La nueva legislación baja la edad de imputabilidad a 14 años, aunque combina sanciones judiciales con medidas educativas y de reinserción social. Entrará en plena vigencia en los próximos 180 días. ¿De cuántos años será la nueva pena máxima para los menores?
El Gobierno promulgó el nuevo Régimen Penal Juvenil, que baja la edad de imputabilidad a 14 años, aunque combina sanciones judiciales con medidas educativas y de reinserción social. Entrará en plena vigencia en los próximos 180 días.
La ley fue publicada este lunes en el Boletín Oficial bajo el número 27.801, con la firma de la titular del Senado, Victoria Villarruel; del presidente de la Cámara de Diputados, Martín Menem; y de los secretarios parlamentarios de ambas cámaras, Agustín Giustinian y Adrián Pagán, respectivamente.
La normativa también establece que los adolescentes detenidos no podrán ser alojados junto a adultos y que los centros de detención deberán contar con personal capacitado para el tratamiento de jóvenes en conflicto con la ley penal. Asimismo, invita a las provincias y a la Ciudad de Buenos Aires a adaptar sus legislaciones al nuevo sistema y fija que el Poder Ejecutivo nacional deberá supervisar su implementación en coordinación con las distintas jurisdicciones del país.

**Datos**.
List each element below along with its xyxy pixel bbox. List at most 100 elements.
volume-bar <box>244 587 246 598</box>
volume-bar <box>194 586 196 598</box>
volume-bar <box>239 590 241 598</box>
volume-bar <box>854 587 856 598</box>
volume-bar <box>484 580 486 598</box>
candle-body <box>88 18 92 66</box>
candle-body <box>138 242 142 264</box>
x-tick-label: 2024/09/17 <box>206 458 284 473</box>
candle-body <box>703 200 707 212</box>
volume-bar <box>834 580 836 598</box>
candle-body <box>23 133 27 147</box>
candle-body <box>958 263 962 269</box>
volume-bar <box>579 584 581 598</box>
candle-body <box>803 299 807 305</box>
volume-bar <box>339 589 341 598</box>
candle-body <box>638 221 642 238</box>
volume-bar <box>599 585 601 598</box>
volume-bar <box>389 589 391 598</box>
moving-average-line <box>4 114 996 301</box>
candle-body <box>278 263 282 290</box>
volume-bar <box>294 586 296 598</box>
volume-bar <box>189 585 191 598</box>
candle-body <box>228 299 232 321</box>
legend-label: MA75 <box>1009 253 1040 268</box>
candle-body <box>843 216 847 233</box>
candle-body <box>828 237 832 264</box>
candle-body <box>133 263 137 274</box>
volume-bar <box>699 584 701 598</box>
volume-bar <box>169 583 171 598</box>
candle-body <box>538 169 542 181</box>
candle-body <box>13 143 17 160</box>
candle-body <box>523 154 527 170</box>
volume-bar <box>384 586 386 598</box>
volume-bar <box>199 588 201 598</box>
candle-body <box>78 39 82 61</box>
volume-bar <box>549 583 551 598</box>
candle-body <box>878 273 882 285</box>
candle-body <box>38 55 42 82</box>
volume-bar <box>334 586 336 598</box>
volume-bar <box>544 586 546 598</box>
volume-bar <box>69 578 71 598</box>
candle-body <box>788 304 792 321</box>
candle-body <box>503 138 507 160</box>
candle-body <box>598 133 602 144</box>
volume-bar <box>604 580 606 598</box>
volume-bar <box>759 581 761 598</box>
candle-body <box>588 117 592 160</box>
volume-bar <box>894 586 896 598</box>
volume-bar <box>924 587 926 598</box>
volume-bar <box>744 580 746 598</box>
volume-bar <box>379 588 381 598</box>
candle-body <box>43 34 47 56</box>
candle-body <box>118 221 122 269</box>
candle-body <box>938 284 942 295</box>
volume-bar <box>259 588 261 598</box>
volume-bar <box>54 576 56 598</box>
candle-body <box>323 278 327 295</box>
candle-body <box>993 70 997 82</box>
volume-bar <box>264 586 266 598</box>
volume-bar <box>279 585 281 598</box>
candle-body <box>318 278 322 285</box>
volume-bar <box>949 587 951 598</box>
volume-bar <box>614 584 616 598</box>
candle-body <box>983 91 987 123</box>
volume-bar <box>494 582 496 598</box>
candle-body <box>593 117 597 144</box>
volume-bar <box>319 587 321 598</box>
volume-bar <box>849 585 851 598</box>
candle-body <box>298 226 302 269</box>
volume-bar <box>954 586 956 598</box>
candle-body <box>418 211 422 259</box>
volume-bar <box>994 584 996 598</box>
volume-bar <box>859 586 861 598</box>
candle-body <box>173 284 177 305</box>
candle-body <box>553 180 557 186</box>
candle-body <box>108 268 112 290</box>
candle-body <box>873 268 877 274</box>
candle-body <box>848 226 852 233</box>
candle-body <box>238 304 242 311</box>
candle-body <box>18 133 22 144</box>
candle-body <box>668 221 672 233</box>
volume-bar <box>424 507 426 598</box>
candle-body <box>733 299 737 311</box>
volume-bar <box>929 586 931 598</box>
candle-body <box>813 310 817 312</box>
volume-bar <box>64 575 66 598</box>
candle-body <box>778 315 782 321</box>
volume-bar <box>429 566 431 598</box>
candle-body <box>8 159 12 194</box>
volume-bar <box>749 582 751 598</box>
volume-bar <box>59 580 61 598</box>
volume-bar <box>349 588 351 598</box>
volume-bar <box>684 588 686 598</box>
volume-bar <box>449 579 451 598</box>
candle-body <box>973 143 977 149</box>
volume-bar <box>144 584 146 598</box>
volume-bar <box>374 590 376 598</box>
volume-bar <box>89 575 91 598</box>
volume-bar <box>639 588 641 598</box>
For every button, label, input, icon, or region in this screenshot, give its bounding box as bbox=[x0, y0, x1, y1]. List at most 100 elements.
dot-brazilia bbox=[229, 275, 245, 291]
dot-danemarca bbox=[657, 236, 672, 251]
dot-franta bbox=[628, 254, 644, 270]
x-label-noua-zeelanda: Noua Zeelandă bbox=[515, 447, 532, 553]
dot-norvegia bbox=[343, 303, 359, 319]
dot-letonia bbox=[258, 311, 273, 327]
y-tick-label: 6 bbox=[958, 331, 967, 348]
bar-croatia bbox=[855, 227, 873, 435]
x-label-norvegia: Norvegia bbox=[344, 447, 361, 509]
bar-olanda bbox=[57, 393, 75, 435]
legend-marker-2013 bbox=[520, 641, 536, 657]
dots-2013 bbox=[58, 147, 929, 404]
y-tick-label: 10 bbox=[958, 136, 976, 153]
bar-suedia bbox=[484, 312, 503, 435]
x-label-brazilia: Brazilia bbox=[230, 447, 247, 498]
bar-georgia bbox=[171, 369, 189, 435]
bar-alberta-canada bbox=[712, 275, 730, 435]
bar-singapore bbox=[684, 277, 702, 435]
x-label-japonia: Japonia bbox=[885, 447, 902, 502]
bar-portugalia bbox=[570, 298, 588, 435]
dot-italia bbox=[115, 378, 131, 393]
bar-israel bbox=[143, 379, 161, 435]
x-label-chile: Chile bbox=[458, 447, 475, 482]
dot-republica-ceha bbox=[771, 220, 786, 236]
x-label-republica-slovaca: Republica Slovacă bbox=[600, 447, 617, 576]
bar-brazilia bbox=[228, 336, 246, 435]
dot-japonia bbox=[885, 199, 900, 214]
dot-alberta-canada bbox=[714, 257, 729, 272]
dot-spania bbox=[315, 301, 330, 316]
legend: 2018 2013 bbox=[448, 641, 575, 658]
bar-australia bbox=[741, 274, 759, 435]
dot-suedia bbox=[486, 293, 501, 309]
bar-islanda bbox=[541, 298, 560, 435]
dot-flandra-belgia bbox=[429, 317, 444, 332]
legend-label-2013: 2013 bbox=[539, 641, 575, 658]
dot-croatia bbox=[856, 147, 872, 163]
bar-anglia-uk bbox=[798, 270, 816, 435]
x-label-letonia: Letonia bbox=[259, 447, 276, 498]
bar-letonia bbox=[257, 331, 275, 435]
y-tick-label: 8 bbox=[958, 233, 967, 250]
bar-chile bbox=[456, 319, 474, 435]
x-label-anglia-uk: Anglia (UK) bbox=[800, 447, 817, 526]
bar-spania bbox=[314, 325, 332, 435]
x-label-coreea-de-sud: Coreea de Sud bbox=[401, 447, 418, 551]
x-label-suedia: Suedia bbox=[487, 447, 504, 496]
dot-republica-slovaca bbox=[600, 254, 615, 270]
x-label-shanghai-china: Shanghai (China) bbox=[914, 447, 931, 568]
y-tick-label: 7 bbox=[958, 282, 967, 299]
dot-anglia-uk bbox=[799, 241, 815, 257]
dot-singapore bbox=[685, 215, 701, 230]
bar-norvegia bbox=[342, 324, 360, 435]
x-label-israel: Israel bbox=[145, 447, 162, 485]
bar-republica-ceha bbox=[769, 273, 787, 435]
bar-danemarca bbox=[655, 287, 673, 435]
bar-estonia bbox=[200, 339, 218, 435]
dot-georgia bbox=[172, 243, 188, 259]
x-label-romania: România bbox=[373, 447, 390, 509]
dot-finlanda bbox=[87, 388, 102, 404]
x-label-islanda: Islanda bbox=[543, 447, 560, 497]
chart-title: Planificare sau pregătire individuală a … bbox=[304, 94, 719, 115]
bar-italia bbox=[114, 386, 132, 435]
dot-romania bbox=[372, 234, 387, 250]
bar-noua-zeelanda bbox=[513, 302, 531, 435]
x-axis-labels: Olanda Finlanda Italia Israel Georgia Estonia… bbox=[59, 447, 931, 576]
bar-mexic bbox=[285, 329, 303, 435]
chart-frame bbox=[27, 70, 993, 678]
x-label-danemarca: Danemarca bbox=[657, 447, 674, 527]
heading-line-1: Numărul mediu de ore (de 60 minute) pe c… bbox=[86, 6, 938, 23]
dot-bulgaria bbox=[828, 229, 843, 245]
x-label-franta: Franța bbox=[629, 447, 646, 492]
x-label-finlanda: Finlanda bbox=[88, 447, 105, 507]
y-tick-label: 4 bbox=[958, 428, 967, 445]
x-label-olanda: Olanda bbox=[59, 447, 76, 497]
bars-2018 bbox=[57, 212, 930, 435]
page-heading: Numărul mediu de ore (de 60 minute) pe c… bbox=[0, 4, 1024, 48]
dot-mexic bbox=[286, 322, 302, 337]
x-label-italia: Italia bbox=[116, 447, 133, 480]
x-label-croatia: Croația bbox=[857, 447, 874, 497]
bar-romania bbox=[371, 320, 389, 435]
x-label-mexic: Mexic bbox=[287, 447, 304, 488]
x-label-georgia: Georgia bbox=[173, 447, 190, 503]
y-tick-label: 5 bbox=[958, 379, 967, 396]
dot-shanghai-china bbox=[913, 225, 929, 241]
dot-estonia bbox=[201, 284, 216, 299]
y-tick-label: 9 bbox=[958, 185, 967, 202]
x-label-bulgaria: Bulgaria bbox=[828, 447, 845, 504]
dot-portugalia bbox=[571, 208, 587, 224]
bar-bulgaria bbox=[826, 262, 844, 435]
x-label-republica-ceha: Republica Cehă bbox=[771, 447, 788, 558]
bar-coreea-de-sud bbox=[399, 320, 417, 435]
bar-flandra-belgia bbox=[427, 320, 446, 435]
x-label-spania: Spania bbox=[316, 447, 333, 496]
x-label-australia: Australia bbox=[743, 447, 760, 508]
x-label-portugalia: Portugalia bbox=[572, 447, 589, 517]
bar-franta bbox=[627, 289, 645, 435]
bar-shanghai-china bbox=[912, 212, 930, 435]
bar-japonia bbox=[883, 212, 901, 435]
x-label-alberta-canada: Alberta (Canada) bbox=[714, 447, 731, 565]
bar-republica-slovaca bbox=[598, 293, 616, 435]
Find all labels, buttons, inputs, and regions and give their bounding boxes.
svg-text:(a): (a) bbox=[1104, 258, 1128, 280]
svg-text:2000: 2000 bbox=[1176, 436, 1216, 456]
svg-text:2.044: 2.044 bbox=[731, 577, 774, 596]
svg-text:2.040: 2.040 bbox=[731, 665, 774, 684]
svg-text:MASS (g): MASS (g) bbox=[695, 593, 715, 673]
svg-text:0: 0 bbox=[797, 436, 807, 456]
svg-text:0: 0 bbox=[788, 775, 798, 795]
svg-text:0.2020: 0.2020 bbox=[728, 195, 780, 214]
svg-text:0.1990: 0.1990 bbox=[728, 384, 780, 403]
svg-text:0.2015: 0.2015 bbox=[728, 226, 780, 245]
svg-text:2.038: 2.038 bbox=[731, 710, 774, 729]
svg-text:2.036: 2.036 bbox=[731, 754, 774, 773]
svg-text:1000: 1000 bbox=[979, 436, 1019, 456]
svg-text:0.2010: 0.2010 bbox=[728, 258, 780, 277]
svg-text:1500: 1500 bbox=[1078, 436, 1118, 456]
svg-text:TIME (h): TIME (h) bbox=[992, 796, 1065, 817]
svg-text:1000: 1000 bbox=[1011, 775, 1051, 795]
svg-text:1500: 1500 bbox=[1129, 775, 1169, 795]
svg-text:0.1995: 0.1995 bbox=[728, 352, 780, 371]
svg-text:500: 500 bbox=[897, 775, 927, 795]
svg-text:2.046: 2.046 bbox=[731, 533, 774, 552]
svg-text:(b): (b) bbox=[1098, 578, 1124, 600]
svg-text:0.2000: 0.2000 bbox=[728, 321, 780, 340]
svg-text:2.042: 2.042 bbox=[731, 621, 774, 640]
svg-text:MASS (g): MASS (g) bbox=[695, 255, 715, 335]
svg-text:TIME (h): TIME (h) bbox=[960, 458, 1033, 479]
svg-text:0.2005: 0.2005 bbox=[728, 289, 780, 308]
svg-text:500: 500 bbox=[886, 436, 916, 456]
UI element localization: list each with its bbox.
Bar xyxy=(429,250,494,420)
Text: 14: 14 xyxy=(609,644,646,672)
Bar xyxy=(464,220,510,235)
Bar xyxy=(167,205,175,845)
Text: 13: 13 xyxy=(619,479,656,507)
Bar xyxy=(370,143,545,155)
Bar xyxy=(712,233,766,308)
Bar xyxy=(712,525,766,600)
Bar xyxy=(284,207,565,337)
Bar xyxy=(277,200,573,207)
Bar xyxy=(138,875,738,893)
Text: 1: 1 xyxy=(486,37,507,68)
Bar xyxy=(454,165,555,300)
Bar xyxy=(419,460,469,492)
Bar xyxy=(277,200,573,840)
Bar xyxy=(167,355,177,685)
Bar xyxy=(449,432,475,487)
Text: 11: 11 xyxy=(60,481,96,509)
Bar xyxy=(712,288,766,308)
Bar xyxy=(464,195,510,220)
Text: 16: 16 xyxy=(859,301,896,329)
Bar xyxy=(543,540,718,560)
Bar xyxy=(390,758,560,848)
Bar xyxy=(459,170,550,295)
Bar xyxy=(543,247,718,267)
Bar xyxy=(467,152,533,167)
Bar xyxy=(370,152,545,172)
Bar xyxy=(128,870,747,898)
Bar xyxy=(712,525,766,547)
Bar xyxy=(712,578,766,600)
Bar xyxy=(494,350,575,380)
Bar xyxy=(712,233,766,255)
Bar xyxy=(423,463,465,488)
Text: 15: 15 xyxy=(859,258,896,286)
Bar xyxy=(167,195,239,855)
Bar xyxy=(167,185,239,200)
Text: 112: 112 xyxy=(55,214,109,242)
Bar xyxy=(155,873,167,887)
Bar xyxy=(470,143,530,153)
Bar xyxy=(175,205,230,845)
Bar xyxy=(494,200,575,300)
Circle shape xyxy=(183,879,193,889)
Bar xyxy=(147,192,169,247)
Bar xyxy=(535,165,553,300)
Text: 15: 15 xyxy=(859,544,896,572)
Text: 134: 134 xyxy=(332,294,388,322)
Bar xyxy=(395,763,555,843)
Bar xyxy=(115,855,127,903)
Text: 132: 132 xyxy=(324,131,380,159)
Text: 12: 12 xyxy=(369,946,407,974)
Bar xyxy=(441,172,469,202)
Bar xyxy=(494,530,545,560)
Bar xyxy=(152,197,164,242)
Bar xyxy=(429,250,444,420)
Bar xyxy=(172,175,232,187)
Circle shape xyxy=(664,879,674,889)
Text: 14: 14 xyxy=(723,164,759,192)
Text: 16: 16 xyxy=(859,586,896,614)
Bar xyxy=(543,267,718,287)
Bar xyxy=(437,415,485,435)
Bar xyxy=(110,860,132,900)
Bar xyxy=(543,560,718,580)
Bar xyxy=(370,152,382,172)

**Qué hay que hacer**. Copia la parte de la nota sobre el Régimen Penal Juvenil que empieza en "La normativa también" y termina después de "jurisdicciones del país.", y cambia "adolescentes" por "menores".

**Resultado**.
La normativa también establece que los menores detenidos no podrán ser alojados junto a adultos y que los centros de detención deberán contar con personal capacitado para el tratamiento de jóvenes en conflicto con la ley penal. Asimismo, invita a las provincias y a la Ciudad de Buenos Aires a adaptar sus legislaciones al nuevo sistema y fija que el Poder Ejecutivo nacional deberá supervisar su implementación en coordinación con las distintas jurisdicciones del país.